• _YOUR INSTRUCTIONS_
Show all lines holding "PriceDiff".

•••••

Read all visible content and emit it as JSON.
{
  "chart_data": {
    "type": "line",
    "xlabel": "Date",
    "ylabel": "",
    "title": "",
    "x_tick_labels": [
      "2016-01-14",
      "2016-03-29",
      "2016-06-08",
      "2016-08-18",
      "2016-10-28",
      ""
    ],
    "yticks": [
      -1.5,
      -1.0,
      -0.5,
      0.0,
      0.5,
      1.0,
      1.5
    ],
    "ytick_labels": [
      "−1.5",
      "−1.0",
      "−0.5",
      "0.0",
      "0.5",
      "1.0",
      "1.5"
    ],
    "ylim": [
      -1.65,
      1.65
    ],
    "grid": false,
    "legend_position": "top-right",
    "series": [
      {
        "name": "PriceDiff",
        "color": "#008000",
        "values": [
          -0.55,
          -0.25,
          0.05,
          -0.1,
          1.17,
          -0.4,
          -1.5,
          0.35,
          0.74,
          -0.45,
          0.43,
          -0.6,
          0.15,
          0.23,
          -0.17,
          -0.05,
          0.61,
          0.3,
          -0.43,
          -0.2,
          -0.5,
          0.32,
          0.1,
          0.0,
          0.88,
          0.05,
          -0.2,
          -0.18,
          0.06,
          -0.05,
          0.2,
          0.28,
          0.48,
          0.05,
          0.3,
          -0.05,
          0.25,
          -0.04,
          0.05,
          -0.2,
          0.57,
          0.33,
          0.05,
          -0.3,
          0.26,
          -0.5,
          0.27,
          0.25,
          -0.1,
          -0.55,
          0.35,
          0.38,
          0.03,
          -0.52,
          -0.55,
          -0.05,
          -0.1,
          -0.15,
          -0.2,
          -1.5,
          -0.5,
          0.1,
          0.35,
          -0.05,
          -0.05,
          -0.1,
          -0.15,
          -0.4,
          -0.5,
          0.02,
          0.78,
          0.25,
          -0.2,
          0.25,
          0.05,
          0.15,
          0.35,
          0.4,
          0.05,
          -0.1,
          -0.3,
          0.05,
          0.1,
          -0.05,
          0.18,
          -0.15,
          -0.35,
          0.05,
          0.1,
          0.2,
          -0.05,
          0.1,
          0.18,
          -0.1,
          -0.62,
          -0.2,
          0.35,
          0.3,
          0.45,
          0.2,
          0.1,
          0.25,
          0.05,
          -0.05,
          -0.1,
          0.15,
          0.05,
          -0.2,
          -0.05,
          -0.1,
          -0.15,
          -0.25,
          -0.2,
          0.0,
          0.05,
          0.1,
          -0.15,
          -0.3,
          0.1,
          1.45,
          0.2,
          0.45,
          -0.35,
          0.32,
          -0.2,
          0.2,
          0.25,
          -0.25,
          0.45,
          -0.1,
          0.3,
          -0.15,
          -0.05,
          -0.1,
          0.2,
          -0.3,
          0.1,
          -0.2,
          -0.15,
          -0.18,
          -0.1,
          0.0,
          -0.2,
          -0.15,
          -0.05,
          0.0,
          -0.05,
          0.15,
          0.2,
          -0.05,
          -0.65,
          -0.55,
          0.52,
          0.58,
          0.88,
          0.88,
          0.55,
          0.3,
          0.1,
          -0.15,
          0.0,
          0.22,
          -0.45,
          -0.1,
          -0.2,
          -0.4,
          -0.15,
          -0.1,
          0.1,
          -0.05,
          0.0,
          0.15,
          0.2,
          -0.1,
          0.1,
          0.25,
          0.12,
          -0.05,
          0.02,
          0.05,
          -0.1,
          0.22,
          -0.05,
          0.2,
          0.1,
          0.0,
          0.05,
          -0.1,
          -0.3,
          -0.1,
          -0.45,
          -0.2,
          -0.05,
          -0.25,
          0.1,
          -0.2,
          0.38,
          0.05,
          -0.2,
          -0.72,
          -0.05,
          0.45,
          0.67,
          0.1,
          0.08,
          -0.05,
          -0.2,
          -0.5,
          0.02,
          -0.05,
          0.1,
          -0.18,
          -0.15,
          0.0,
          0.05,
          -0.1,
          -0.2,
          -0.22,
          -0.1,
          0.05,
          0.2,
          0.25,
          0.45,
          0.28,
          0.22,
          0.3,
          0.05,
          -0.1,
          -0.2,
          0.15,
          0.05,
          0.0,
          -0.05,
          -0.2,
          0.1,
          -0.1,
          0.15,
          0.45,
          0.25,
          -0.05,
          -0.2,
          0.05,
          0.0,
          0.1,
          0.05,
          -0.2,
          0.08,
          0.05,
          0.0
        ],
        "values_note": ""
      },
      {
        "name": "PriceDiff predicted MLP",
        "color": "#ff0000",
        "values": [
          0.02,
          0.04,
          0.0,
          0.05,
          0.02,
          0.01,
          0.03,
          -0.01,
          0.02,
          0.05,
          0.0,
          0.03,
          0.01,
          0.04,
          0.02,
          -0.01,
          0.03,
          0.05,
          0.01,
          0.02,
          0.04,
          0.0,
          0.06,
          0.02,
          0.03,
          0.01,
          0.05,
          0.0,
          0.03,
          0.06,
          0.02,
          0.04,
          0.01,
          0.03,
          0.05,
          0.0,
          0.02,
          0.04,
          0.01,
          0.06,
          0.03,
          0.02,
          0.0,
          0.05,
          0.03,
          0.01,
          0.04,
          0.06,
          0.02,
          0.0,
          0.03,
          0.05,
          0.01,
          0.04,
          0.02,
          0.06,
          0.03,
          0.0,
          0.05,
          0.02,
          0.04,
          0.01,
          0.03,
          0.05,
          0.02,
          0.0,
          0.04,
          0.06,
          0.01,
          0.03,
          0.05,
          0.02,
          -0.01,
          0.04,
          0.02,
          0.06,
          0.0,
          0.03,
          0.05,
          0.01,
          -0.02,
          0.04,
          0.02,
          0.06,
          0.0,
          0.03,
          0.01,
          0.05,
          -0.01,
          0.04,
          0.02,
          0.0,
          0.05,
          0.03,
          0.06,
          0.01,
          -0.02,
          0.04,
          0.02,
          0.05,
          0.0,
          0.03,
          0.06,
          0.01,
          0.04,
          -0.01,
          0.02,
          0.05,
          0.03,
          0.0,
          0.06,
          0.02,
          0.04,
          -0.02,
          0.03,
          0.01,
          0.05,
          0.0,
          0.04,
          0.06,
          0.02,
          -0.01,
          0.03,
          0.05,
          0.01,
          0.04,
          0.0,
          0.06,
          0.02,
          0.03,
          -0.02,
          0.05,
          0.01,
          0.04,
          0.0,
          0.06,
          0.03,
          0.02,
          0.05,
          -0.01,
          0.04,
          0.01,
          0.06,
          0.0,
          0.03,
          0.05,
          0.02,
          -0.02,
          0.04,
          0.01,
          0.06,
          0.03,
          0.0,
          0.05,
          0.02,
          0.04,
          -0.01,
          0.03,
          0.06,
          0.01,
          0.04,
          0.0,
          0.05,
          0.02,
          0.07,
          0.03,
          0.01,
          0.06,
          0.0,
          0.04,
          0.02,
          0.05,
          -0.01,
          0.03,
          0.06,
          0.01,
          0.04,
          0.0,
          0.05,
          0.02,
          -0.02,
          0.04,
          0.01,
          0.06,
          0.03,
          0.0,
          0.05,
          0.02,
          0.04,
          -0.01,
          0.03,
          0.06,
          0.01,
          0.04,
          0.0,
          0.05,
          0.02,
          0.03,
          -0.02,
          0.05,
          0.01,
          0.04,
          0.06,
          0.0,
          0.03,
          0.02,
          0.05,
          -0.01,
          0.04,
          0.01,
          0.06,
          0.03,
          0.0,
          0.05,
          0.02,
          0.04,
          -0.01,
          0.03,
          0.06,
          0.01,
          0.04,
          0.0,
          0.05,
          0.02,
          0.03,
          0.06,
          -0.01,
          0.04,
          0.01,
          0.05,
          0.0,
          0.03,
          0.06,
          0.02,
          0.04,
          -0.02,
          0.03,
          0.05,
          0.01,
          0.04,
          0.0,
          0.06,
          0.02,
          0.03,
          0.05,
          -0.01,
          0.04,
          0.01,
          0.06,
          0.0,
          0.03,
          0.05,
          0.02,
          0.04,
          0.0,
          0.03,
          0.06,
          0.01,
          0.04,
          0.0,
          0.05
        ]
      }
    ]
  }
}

•••••

• _REPLY_
        "name": "PriceDiff",
        "name": "PriceDiff predicted MLP",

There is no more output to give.